## [WHAT YOU SHOULD DO]
Without including any pictures, write out all the entries exactly.
--- Begin RECORD EXTRACTS ---
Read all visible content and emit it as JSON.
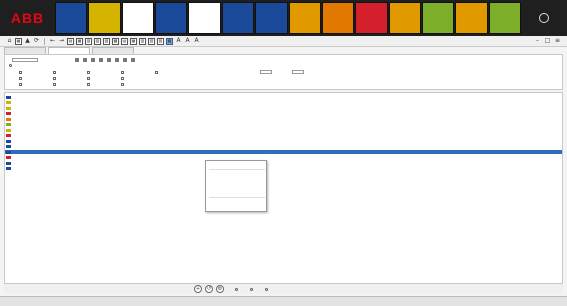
{
  "brand": {
    "logo_text": "ABB",
    "accent": "#e30613"
  },
  "status_tiles": [
    {
      "label": "",
      "sub": "",
      "color": "#1b4a9a"
    },
    {
      "label": "",
      "sub": "",
      "color": "#d4b400"
    },
    {
      "label": "",
      "sub": "",
      "color": "#ffffff"
    },
    {
      "label": "",
      "sub": "",
      "color": "#1b4a9a"
    },
    {
      "label": "",
      "sub": "",
      "color": "#ffffff"
    },
    {
      "label": "",
      "sub": "",
      "color": "#1b4a9a"
    },
    {
      "label": "",
      "sub": "",
      "color": "#1b4a9a"
    },
    {
      "label": "",
      "sub": "",
      "color": "#e09a00"
    },
    {
      "label": "",
      "sub": "",
      "color": "#e27800"
    },
    {
      "label": "",
      "sub": "",
      "color": "#d4202c"
    },
    {
      "label": "",
      "sub": "",
      "color": "#e09a00"
    },
    {
      "label": "",
      "sub": "",
      "color": "#7cae2a"
    },
    {
      "label": "",
      "sub": "",
      "color": "#e09a00"
    },
    {
      "label": "",
      "sub": "",
      "color": "#7cae2a"
    }
  ],
  "tabs": [
    {
      "label": ""
    },
    {
      "label": ""
    },
    {
      "label": ""
    }
  ],
  "filters": {
    "time_label": "",
    "time_value": "",
    "priority_label": "",
    "options_row1": [
      "",
      "",
      "",
      "",
      ""
    ],
    "options_row2": [
      "",
      "",
      "",
      ""
    ],
    "options_row3": [
      "",
      "",
      "",
      ""
    ]
  },
  "events": [
    {
      "time": "",
      "src": "",
      "obj": "",
      "desc": "",
      "sev_color": "#1b4a9a"
    },
    {
      "time": "",
      "src": "",
      "obj": "",
      "desc": "",
      "sev_color": "#d4b400"
    },
    {
      "time": "",
      "src": "",
      "obj": "",
      "desc": "",
      "sev_color": "#d4b400"
    },
    {
      "time": "",
      "src": "",
      "obj": "",
      "desc": "",
      "sev_color": "#d4202c"
    },
    {
      "time": "",
      "src": "",
      "obj": "",
      "desc": "",
      "sev_color": "#e27800"
    },
    {
      "time": "",
      "src": "",
      "obj": "",
      "desc": "",
      "sev_color": "#7cae2a"
    },
    {
      "time": "",
      "src": "",
      "obj": "",
      "desc": "",
      "sev_color": "#d4b400"
    },
    {
      "time": "",
      "src": "",
      "obj": "",
      "desc": "",
      "sev_color": "#d4202c"
    },
    {
      "time": "",
      "src": "",
      "obj": "",
      "desc": "",
      "sev_color": "#1b4a9a"
    },
    {
      "time": "",
      "src": "",
      "obj": "",
      "desc": "",
      "sev_color": "#1b4a9a"
    },
    {
      "time": "",
      "src": "",
      "obj": "",
      "desc": "",
      "sev_color": "#1b4a9a",
      "selected": true
    },
    {
      "time": "",
      "src": "",
      "obj": "",
      "desc": "",
      "sev_color": "#d4202c"
    },
    {
      "time": "",
      "src": "",
      "obj": "",
      "desc": "",
      "sev_color": "#1b4a9a"
    },
    {
      "time": "",
      "src": "",
      "obj": "",
      "desc": "",
      "sev_color": "#1b4a9a"
    }
  ],
  "context_menu": {
    "items": [
      "",
      "",
      "",
      "",
      "",
      "",
      ""
    ]
  },
  "bottom": {
    "options": [
      "",
      "",
      ""
    ]
  },
  "footer": {
    "left": "",
    "items": [
      "",
      "",
      "",
      ""
    ]
  }
}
--- End RECORD EXTRACTS ---
## [WRITTEN ANSWER]
Read all visible content and emit it as JSON.
{
  "brand": {
    "logo_text": "ABB",
    "accent": "#e30613"
  },
  "status_tiles": [
    {
      "label": "",
      "sub": "",
      "color": "#1b4a9a"
    },
    {
      "label": "",
      "sub": "",
      "color": "#d4b400"
    },
    {
      "label": "",
      "sub": "",
      "color": "#ffffff"
    },
    {
      "label": "",
      "sub": "",
      "color": "#1b4a9a"
    },
    {
      "label": "",
      "sub": "",
      "color": "#ffffff"
    },
    {
      "label": "",
      "sub": "",
      "color": "#1b4a9a"
    },
    {
      "label": "",
      "sub": "",
      "color": "#1b4a9a"
    },
    {
      "label": "",
      "sub": "",
      "color": "#e09a00"
    },
    {
      "label": "",
      "sub": "",
      "color": "#e27800"
    },
    {
      "label": "",
      "sub": "",
      "color": "#d4202c"
    },
    {
      "label": "",
      "sub": "",
      "color": "#e09a00"
    },
    {
      "label": "",
      "sub": "",
      "color": "#7cae2a"
    },
    {
      "label": "",
      "sub": "",
      "color": "#e09a00"
    },
    {
      "label": "",
      "sub": "",
      "color": "#7cae2a"
    }
  ],
  "tabs": [
    {
      "label": ""
    },
    {
      "label": ""
    },
    {
      "label": ""
    }
  ],
  "filters": {
    "time_label": "",
    "time_value": "",
    "priority_label": "",
    "options_row1": [
      "",
      "",
      "",
      "",
      ""
    ],
    "options_row2": [
      "",
      "",
      "",
      ""
    ],
    "options_row3": [
      "",
      "",
      "",
      ""
    ]
  },
  "events": [
    {
      "time": "",
      "src": "",
      "obj": "",
      "desc": "",
      "sev_color": "#1b4a9a"
    },
    {
      "time": "",
      "src": "",
      "obj": "",
      "desc": "",
      "sev_color": "#d4b400"
    },
    {
      "time": "",
      "src": "",
      "obj": "",
      "desc": "",
      "sev_color": "#d4b400"
    },
    {
      "time": "",
      "src": "",
      "obj": "",
      "desc": "",
      "sev_color": "#d4202c"
    },
    {
      "time": "",
      "src": "",
      "obj": "",
      "desc": "",
      "sev_color": "#e27800"
    },
    {
      "time": "",
      "src": "",
      "obj": "",
      "desc": "",
      "sev_color": "#7cae2a"
    },
    {
      "time": "",
      "src": "",
      "obj": "",
      "desc": "",
      "sev_color": "#d4b400"
    },
    {
      "time": "",
      "src": "",
      "obj": "",
      "desc": "",
      "sev_color": "#d4202c"
    },
    {
      "time": "",
      "src": "",
      "obj": "",
      "desc": "",
      "sev_color": "#1b4a9a"
    },
    {
      "time": "",
      "src": "",
      "obj": "",
      "desc": "",
      "sev_color": "#1b4a9a"
    },
    {
      "time": "",
      "src": "",
      "obj": "",
      "desc": "",
      "sev_color": "#1b4a9a",
      "selected": true
    },
    {
      "time": "",
      "src": "",
      "obj": "",
      "desc": "",
      "sev_color": "#d4202c"
    },
    {
      "time": "",
      "src": "",
      "obj": "",
      "desc": "",
      "sev_color": "#1b4a9a"
    },
    {
      "time": "",
      "src": "",
      "obj": "",
      "desc": "",
      "sev_color": "#1b4a9a"
    }
  ],
  "context_menu": {
    "items": [
      "",
      "",
      "",
      "",
      "",
      "",
      ""
    ]
  },
  "bottom": {
    "options": [
      "",
      "",
      ""
    ]
  },
  "footer": {
    "left": "",
    "items": [
      "",
      "",
      "",
      ""
    ]
  }
}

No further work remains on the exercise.